## Reading text

Segment Open

Let’s get right onto market sizing. DMD’s burden is around $80-120k per year per patient in the US, and half that in the EU. Based on prevalence figures, across Italy, Germany, UK and US the burden is around $1.8 billion according to NCBI, which gives us a broad market sizing. Exon 51 skips are only able to address a proportion of cases, namely around 13% of cases, so the PGN-EDO51 market size might be $234 million. Doing our own calculation using prevalence figures and multiplying them by around $50k, which is the average direct costs to patients who have DMD in the EU, you get around $10 billion, which is a substantially higher estimate of market size than offered by NCBI, scaled down to $1.3 billion for just exon 51 skipping.

DM1 is a similar burden on society, affecting around 100,000 people in the US and the EU, and the market here could also be billions, which PepGen could address a part. As much as a $3-4.5 billion market size in total, of which PepGen will be able to obtain a part.

At current cash burn rates, PepGen has around 2 years of a runway using current cash, and cash burn rates are likely to grow as trials ramp up. That’s not a lot considering how early stage the clinical trials are. Further financing will be needed and it will dilute equity holders.

Crudely, we can take the equity deficit figure to get an idea of how much they’re in the hole so far from spending, as a pre-revenue company, on developing these therapies. As always, the rule of thumb is $2 billion to develop a drug or therapy. They are early days, having spent around $100 million only. Ostensibly, they’d have around $1.9 billion or so left to spend.

Segment Closed

## What you will do
Can you give the PepGen text again, starting with "At current cash" and going on through "left to spend.", but change "cash burn rates" to "spending rates"? Rely only on the PepGen text for everything here.

## Extracted data
Segment Open

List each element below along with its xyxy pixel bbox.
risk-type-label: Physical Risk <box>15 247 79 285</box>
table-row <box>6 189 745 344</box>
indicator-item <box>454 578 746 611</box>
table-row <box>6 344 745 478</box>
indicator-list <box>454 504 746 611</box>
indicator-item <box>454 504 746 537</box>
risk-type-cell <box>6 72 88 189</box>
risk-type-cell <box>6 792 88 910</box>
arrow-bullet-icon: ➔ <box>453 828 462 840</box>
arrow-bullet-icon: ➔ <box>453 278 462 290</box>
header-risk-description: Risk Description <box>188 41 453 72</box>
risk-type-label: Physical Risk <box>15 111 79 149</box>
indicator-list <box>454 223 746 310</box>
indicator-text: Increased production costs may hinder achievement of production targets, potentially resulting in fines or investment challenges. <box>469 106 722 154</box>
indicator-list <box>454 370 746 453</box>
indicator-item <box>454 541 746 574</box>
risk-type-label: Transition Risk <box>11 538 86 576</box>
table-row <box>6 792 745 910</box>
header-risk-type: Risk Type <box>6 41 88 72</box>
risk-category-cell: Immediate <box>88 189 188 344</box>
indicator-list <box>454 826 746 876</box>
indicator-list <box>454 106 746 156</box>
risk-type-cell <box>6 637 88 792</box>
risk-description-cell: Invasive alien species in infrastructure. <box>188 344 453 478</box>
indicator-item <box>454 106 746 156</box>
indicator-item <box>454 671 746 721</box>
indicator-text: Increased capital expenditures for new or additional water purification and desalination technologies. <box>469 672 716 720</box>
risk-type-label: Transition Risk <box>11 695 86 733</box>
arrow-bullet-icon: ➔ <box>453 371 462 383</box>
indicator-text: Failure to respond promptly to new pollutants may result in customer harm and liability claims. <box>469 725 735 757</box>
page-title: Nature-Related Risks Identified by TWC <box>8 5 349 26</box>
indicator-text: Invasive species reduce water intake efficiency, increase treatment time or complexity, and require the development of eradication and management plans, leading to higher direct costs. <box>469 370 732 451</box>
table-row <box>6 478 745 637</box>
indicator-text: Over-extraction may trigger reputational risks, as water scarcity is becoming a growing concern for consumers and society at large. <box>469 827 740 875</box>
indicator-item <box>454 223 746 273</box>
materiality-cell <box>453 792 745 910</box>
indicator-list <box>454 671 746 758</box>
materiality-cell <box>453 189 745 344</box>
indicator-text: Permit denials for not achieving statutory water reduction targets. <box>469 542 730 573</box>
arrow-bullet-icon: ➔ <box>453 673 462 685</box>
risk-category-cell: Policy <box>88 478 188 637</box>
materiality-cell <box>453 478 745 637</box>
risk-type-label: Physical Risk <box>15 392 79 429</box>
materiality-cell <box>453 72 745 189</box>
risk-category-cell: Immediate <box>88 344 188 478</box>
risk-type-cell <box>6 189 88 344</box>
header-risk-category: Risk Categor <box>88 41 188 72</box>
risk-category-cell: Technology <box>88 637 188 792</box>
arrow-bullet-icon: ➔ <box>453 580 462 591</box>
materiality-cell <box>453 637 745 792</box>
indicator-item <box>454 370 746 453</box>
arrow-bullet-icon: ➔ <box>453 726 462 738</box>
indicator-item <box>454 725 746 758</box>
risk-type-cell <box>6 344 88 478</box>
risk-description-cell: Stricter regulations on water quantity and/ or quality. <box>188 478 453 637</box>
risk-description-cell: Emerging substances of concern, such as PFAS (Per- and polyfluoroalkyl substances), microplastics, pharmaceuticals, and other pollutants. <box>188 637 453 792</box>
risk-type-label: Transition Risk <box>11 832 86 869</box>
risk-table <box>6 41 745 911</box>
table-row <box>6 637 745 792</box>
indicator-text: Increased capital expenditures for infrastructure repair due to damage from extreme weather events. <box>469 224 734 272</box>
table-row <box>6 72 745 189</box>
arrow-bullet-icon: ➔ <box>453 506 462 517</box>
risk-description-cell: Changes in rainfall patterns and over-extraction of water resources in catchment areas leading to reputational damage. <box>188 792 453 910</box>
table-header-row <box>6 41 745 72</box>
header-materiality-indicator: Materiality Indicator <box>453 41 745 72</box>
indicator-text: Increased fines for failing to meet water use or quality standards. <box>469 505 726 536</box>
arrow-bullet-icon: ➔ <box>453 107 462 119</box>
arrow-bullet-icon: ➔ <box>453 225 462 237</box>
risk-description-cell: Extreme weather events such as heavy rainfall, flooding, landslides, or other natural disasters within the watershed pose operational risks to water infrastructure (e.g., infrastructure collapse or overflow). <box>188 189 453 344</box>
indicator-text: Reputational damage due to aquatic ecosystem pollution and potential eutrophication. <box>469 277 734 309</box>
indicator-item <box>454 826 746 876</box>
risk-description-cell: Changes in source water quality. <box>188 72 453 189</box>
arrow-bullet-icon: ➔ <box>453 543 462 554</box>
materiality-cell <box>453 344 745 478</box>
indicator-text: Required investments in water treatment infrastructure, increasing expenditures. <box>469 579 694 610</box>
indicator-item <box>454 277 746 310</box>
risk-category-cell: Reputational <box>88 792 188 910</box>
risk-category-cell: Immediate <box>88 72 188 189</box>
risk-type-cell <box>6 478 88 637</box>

Segment Closed

## Task response
At current spending rates, PepGen has around 2 years of a runway using current cash, and spending rates are likely to grow as trials ramp up. That’s not a lot considering how early stage the clinical trials are. Further financing will be needed and it will dilute equity holders.

Crudely, we can take the equity deficit figure to get an idea of how much they’re in the hole so far from spending, as a pre-revenue company, on developing these therapies. As always, the rule of thumb is $2 billion to develop a drug or therapy. They are early days, having spent around $100 million only. Ostensibly, they’d have around $1.9 billion or so left to spend.